Data for this task:
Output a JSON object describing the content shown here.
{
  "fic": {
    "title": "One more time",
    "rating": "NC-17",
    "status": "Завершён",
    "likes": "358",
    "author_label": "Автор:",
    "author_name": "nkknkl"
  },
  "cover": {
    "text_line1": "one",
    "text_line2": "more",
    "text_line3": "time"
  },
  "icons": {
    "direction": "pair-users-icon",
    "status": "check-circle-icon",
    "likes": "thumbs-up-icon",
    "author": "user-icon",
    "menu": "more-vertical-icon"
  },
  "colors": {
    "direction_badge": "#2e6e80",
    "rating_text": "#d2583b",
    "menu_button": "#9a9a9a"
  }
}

Exercise task: Scan the records above for the string "more", then report every line that contains it.

The completed task:
    "title": "One more time",
    "text_line2": "more",
    "menu": "more-vertical-icon"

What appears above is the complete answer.